— Begin DATA PROVIDED —

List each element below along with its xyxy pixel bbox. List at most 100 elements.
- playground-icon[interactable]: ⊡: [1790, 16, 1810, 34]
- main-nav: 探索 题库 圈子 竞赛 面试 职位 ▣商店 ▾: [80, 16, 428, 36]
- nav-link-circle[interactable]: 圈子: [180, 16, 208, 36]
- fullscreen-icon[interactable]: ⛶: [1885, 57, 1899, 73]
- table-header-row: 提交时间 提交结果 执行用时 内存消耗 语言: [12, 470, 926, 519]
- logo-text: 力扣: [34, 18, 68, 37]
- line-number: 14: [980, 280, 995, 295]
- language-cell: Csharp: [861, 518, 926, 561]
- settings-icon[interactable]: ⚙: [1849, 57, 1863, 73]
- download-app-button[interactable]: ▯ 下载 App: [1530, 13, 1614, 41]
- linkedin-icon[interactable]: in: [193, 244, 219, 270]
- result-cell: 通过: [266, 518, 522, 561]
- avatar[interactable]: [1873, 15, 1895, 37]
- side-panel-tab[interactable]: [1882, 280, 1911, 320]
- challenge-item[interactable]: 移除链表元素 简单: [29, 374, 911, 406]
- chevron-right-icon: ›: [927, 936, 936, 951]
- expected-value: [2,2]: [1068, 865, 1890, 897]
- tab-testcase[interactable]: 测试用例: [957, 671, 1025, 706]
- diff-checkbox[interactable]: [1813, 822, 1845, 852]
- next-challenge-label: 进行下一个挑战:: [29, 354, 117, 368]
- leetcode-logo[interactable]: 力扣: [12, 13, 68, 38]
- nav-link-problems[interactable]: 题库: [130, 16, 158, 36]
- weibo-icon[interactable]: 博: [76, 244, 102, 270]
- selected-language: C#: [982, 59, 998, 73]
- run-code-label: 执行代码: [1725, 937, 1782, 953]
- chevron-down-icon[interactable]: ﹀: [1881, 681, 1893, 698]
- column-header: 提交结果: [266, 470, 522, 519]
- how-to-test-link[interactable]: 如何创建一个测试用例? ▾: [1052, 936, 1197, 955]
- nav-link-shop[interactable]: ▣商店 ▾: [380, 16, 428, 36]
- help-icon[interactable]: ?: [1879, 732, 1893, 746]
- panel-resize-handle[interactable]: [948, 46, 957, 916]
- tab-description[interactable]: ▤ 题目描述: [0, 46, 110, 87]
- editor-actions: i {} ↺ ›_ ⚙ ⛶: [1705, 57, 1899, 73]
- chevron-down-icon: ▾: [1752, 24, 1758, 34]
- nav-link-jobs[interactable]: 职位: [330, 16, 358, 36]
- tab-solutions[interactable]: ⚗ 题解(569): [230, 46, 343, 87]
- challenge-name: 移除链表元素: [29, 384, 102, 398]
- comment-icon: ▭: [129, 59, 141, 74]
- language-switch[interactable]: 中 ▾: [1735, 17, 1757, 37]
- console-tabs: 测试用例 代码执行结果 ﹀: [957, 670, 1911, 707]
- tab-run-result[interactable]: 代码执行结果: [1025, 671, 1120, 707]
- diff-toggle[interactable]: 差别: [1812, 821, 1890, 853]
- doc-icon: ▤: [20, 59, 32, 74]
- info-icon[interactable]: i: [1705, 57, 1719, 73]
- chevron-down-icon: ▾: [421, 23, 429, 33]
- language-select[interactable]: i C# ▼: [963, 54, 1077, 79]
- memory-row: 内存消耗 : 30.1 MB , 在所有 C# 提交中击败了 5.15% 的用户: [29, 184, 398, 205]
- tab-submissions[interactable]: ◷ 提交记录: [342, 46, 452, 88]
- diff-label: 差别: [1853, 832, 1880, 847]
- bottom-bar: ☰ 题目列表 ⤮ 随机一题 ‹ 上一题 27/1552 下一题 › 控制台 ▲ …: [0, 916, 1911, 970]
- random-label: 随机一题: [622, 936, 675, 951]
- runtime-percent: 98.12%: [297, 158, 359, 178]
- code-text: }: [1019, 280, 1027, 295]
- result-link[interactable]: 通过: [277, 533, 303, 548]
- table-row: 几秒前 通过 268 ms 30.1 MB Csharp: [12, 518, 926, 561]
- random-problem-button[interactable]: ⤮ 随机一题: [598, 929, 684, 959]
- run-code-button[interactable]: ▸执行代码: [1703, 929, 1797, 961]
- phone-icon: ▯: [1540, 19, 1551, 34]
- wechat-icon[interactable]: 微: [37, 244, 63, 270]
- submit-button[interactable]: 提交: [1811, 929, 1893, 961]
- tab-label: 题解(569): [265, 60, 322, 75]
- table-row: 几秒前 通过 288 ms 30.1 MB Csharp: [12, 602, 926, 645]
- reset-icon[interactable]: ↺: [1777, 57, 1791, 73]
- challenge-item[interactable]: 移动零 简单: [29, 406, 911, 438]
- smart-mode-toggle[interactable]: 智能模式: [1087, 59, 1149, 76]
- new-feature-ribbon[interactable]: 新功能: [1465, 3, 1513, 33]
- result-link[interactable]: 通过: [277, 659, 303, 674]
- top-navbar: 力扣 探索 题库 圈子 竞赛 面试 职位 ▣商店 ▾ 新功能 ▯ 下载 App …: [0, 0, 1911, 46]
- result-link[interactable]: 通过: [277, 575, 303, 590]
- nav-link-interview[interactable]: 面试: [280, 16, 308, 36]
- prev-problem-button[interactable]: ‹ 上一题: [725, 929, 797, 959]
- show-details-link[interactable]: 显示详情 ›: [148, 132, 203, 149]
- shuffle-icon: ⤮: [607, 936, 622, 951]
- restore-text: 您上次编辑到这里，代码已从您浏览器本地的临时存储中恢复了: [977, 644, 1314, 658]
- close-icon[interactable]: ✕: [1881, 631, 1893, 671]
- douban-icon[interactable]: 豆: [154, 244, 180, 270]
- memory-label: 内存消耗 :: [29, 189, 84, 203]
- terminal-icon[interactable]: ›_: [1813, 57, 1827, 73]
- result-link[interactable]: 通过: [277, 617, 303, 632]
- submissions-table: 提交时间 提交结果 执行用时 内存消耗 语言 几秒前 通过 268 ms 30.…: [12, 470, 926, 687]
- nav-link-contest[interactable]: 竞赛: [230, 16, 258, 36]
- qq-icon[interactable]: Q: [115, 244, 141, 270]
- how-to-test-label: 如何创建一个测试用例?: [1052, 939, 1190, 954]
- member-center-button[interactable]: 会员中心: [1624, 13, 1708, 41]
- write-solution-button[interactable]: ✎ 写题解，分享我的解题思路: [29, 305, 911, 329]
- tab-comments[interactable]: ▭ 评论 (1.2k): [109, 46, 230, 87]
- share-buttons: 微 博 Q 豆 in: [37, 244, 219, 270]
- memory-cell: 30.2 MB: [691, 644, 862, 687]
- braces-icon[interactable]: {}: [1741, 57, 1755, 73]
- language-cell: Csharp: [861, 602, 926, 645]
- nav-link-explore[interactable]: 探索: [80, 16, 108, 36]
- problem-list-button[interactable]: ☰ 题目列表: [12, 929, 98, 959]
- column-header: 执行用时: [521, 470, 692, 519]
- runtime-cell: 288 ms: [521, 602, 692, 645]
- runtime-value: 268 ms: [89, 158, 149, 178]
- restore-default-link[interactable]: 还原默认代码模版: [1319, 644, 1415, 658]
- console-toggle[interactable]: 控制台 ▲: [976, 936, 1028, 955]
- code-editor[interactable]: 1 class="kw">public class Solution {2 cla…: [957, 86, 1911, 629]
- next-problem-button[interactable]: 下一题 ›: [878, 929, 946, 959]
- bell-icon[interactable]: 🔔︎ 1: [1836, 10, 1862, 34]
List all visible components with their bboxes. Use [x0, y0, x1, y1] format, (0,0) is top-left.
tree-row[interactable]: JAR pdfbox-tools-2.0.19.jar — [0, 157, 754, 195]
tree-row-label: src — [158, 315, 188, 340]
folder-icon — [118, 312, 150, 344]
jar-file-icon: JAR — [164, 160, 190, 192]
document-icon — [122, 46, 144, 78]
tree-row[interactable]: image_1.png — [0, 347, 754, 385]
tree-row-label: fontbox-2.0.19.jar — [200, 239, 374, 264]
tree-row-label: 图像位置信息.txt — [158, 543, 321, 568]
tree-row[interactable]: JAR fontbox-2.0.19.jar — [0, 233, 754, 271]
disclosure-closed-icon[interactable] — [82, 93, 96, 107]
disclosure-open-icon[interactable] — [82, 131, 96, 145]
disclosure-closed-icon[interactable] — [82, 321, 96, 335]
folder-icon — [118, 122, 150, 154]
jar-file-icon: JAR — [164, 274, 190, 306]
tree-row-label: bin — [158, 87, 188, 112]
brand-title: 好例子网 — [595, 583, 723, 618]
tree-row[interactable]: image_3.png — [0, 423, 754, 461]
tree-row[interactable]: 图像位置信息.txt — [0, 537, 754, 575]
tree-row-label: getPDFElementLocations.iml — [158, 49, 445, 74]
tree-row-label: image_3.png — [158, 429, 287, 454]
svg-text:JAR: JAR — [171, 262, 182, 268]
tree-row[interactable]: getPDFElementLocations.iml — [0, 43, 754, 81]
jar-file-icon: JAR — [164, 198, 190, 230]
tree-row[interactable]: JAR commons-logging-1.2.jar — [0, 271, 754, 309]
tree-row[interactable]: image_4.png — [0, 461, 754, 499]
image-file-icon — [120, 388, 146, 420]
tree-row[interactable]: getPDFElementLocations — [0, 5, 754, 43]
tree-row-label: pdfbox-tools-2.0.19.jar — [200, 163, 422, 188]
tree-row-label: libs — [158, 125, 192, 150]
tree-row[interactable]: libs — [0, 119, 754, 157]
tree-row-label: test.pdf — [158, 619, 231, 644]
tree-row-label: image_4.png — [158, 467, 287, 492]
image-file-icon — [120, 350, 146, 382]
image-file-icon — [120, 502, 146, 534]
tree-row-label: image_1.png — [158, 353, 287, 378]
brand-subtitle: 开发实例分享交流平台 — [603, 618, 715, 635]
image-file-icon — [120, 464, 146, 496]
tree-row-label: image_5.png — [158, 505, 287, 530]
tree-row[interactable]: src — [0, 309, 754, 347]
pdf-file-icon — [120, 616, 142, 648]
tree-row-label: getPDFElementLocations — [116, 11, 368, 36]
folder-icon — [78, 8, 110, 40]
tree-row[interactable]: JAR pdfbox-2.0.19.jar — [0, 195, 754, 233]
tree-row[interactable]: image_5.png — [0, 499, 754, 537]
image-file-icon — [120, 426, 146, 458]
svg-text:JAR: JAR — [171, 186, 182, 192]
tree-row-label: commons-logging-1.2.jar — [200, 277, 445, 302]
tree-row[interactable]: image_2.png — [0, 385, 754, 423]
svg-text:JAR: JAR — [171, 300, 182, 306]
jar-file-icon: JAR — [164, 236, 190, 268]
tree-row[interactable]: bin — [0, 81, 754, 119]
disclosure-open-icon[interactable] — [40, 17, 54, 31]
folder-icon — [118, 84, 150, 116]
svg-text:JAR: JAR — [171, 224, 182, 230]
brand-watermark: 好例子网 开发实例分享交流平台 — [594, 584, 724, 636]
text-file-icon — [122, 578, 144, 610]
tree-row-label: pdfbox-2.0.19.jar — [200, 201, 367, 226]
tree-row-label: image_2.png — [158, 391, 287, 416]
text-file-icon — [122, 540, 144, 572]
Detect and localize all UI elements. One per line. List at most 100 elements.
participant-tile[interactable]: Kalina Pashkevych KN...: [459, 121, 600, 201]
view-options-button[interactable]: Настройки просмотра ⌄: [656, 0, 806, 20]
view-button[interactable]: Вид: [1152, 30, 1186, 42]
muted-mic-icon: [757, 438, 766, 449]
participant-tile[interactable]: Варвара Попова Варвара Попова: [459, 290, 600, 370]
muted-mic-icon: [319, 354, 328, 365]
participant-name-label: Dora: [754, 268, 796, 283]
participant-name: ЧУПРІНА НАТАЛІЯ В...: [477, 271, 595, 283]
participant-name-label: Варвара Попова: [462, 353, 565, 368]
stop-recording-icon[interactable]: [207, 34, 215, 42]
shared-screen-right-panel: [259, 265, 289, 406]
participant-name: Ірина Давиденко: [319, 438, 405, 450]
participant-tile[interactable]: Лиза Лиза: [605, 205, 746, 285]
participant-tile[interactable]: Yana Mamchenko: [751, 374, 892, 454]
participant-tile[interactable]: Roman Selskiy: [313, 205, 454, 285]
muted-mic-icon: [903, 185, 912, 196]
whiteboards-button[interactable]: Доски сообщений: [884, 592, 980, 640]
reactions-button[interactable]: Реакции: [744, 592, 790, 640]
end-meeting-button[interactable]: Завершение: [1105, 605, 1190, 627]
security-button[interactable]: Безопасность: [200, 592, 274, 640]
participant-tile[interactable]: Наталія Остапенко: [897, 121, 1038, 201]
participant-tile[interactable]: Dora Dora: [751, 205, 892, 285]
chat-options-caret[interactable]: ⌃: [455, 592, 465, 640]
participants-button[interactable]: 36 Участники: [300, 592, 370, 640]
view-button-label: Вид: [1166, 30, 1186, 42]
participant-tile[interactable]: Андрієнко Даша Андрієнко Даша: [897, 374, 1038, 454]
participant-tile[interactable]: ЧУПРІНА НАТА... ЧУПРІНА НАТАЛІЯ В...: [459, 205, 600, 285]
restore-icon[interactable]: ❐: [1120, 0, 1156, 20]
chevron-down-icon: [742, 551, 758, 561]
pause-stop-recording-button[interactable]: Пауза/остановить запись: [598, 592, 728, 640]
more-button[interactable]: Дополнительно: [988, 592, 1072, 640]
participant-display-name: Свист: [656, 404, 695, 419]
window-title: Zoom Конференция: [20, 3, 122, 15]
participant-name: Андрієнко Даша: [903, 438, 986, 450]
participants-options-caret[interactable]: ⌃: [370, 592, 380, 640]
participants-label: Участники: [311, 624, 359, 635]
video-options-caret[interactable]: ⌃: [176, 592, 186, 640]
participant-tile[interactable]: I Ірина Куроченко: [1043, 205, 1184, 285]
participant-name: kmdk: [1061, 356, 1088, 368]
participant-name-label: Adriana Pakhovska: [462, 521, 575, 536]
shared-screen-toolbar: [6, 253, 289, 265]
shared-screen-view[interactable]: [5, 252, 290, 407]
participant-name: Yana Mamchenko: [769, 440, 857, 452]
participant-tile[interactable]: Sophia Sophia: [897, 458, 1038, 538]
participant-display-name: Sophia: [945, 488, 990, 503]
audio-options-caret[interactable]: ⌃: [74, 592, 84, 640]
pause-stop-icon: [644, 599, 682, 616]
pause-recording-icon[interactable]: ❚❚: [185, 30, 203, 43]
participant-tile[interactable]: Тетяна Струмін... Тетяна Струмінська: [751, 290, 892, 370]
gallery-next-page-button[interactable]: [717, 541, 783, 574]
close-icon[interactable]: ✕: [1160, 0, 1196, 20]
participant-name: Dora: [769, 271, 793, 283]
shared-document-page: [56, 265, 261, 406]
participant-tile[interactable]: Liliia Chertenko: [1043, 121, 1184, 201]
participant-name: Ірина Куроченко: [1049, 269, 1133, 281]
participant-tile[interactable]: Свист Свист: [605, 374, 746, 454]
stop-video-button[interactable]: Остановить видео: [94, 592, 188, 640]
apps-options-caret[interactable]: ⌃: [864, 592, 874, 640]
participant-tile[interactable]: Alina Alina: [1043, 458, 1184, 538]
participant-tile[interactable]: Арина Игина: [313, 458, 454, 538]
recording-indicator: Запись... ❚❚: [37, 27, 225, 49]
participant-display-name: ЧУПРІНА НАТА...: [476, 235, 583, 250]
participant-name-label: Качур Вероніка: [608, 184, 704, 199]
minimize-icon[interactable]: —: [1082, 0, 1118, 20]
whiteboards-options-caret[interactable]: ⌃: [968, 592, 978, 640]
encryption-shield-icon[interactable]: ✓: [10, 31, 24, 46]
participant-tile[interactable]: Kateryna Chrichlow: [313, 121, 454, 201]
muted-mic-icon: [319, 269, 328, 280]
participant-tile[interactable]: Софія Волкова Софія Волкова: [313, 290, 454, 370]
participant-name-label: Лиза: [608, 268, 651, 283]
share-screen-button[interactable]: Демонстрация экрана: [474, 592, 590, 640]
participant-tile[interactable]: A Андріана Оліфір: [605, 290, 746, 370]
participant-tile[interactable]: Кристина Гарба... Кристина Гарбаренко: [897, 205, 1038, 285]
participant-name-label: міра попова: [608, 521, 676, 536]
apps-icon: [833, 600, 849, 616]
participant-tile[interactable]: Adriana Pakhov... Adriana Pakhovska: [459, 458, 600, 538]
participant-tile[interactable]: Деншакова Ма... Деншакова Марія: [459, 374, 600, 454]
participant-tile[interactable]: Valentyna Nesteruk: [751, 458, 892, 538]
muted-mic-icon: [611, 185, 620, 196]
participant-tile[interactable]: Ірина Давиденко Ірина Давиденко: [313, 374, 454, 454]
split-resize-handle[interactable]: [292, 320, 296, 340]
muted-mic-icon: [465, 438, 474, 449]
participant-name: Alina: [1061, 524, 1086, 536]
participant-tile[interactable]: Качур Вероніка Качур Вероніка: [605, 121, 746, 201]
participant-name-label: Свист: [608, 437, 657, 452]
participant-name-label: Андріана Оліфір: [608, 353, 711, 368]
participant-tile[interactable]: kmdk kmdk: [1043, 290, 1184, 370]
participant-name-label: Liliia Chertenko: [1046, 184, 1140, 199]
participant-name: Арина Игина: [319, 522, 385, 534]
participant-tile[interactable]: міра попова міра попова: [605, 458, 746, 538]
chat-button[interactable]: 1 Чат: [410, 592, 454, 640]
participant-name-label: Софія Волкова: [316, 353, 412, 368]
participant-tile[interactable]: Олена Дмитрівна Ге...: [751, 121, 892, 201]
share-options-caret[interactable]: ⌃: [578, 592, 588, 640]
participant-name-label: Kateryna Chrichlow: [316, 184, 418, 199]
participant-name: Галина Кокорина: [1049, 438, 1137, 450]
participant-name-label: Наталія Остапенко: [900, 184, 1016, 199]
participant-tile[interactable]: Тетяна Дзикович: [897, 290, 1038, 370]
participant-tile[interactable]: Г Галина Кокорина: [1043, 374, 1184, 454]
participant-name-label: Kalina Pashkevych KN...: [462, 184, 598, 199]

— End DATA PROVIDED —

Turn everything from the start of the data down to and including the line that contains "- column-header: 提交结果: [266, 470, 522, 519]" into a numbered list, leaving out any blank lines.

**RESULT**
1. List each element below along with its xyxy pixel bbox. List at most 100 elements.
2. - playground-icon[interactable]: ⊡: [1790, 16, 1810, 34]
3. - main-nav: 探索 题库 圈子 竞赛 面试 职位 ▣商店 ▾: [80, 16, 428, 36]
4. - nav-link-circle[interactable]: 圈子: [180, 16, 208, 36]
5. - fullscreen-icon[interactable]: ⛶: [1885, 57, 1899, 73]
6. - table-header-row: 提交时间 提交结果 执行用时 内存消耗 语言: [12, 470, 926, 519]
7. - logo-text: 力扣: [34, 18, 68, 37]
8. - line-number: 14: [980, 280, 995, 295]
9. - language-cell: Csharp: [861, 518, 926, 561]
10. - settings-icon[interactable]: ⚙: [1849, 57, 1863, 73]
11. - download-app-button[interactable]: ▯ 下载 App: [1530, 13, 1614, 41]
12. - linkedin-icon[interactable]: in: [193, 244, 219, 270]
13. - result-cell: 通过: [266, 518, 522, 561]
14. - avatar[interactable]: [1873, 15, 1895, 37]
15. - side-panel-tab[interactable]: [1882, 280, 1911, 320]
16. - challenge-item[interactable]: 移除链表元素 简单: [29, 374, 911, 406]
17. - chevron-right-icon: ›: [927, 936, 936, 951]
18. - expected-value: [2,2]: [1068, 865, 1890, 897]
19. - tab-testcase[interactable]: 测试用例: [957, 671, 1025, 706]
20. - diff-checkbox[interactable]: [1813, 822, 1845, 852]
21. - next-challenge-label: 进行下一个挑战:: [29, 354, 117, 368]
22. - leetcode-logo[interactable]: 力扣: [12, 13, 68, 38]
23. - nav-link-problems[interactable]: 题库: [130, 16, 158, 36]
24. - weibo-icon[interactable]: 博: [76, 244, 102, 270]
25. - selected-language: C#: [982, 59, 998, 73]
26. - run-code-label: 执行代码: [1725, 937, 1782, 953]
27. - chevron-down-icon[interactable]: ﹀: [1881, 681, 1893, 698]
28. - column-header: 提交结果: [266, 470, 522, 519]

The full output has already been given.